EXERCISE DETAILS: Reproduce, word for word, the stretch of the entries from their start through the line that contains "FancyBboxPatch shape xyxy=(222,482,454,536)".

[Start of ENTRIES SHOWN]

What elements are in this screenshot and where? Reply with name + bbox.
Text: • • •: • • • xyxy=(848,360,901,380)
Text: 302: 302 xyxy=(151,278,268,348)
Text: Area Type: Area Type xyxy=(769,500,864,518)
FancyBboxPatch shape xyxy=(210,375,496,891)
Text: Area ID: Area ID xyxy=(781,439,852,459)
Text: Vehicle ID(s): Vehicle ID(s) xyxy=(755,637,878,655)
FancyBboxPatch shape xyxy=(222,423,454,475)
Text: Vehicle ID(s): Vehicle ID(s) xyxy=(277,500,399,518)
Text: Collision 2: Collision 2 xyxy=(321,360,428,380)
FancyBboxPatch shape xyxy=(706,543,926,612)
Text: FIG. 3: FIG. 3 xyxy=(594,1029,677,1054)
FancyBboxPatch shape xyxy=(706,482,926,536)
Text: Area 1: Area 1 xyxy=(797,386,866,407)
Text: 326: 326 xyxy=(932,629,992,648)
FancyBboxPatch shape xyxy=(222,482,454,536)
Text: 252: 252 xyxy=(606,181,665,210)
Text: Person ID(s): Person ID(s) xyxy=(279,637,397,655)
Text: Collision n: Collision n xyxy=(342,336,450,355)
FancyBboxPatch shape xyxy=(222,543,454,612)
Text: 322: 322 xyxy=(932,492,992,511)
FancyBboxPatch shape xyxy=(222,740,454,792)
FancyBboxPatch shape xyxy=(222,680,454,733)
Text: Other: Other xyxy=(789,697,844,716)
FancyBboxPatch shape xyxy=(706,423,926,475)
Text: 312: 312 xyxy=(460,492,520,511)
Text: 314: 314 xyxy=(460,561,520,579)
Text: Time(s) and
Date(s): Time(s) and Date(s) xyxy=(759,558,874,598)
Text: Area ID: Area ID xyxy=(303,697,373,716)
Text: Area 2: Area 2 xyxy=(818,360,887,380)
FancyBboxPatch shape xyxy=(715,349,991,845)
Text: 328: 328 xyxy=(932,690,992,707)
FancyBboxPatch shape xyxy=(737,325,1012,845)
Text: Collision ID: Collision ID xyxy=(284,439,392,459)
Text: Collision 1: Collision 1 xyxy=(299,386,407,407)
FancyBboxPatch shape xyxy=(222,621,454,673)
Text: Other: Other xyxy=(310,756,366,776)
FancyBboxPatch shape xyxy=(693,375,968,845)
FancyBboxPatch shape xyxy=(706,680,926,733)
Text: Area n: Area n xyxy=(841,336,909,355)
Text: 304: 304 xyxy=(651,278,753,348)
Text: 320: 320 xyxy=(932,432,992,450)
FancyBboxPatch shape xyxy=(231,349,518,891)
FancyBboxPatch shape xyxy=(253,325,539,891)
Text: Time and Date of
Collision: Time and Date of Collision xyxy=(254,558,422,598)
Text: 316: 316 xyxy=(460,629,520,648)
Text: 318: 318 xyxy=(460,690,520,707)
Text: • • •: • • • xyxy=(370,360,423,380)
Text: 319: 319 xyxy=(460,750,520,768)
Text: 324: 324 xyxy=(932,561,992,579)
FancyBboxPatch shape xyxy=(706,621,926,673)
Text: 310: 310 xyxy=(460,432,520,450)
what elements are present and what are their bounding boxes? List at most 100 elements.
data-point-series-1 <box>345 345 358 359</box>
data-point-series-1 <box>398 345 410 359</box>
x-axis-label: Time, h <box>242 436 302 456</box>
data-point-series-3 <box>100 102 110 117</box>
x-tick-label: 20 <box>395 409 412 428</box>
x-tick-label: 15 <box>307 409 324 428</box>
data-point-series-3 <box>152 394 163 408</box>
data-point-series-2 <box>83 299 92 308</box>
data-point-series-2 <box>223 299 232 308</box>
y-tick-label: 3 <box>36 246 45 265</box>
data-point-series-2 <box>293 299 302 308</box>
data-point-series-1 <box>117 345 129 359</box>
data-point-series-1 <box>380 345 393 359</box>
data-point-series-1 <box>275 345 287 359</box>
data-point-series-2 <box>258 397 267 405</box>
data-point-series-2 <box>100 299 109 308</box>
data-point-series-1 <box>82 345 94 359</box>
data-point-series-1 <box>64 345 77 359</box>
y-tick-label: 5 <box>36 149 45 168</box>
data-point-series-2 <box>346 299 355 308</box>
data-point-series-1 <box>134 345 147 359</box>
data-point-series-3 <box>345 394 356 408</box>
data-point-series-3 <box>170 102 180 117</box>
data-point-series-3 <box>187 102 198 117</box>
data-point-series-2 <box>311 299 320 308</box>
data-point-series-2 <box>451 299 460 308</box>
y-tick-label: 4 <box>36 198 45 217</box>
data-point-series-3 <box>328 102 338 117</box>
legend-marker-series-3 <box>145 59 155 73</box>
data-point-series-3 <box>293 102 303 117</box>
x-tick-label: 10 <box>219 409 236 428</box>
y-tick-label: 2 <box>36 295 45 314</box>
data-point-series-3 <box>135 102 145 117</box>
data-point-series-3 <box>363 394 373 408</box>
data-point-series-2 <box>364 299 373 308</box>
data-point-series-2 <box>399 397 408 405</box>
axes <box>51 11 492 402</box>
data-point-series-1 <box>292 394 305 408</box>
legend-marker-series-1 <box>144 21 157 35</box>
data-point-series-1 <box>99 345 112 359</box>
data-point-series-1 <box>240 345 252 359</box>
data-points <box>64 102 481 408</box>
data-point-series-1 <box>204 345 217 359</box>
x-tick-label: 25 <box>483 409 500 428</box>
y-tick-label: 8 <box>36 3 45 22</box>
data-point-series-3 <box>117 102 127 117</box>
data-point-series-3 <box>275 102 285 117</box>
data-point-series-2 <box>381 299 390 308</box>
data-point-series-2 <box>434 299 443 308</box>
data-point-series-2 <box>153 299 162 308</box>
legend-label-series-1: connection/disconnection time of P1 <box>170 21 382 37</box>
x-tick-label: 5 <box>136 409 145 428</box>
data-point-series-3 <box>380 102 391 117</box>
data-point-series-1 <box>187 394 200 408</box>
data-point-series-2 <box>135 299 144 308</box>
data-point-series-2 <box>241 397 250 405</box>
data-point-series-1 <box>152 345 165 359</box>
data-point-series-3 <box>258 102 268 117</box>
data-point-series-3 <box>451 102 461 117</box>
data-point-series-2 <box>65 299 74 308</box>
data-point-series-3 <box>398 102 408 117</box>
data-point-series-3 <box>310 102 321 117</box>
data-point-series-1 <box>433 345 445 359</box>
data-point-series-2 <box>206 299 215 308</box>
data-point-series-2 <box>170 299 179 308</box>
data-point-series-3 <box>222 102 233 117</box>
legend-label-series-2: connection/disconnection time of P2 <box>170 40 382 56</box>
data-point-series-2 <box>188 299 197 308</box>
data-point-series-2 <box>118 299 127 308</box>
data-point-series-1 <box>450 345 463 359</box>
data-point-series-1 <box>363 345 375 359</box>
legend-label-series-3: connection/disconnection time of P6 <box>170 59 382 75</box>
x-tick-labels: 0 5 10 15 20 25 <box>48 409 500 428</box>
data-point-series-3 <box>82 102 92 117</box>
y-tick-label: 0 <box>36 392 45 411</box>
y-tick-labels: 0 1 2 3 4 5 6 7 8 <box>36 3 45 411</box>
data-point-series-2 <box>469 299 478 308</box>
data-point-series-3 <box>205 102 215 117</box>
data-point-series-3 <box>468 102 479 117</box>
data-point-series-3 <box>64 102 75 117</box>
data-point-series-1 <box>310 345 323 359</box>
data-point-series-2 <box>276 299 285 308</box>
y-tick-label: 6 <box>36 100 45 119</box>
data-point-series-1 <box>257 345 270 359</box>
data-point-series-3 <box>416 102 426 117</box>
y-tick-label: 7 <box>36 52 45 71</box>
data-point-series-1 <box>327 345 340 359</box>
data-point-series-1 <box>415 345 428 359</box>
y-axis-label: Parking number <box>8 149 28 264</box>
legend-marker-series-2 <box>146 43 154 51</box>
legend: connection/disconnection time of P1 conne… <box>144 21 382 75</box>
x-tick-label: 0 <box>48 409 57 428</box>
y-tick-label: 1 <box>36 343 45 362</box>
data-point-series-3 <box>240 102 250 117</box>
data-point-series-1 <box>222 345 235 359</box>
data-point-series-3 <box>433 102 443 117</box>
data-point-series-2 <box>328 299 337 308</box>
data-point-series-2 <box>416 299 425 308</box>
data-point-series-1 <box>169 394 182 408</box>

[End of ENTRIES SHOWN]

RESPONSE TO THE TASK:
What elements are in this screenshot and where? Reply with name + bbox.
Text: • • •: • • • xyxy=(848,360,901,380)
Text: 302: 302 xyxy=(151,278,268,348)
Text: Area Type: Area Type xyxy=(769,500,864,518)
FancyBboxPatch shape xyxy=(210,375,496,891)
Text: Area ID: Area ID xyxy=(781,439,852,459)
Text: Vehicle ID(s): Vehicle ID(s) xyxy=(755,637,878,655)
FancyBboxPatch shape xyxy=(222,423,454,475)
Text: Vehicle ID(s): Vehicle ID(s) xyxy=(277,500,399,518)
Text: Collision 2: Collision 2 xyxy=(321,360,428,380)
FancyBboxPatch shape xyxy=(706,543,926,612)
Text: FIG. 3: FIG. 3 xyxy=(594,1029,677,1054)
FancyBboxPatch shape xyxy=(706,482,926,536)
Text: Area 1: Area 1 xyxy=(797,386,866,407)
Text: 326: 326 xyxy=(932,629,992,648)
FancyBboxPatch shape xyxy=(222,482,454,536)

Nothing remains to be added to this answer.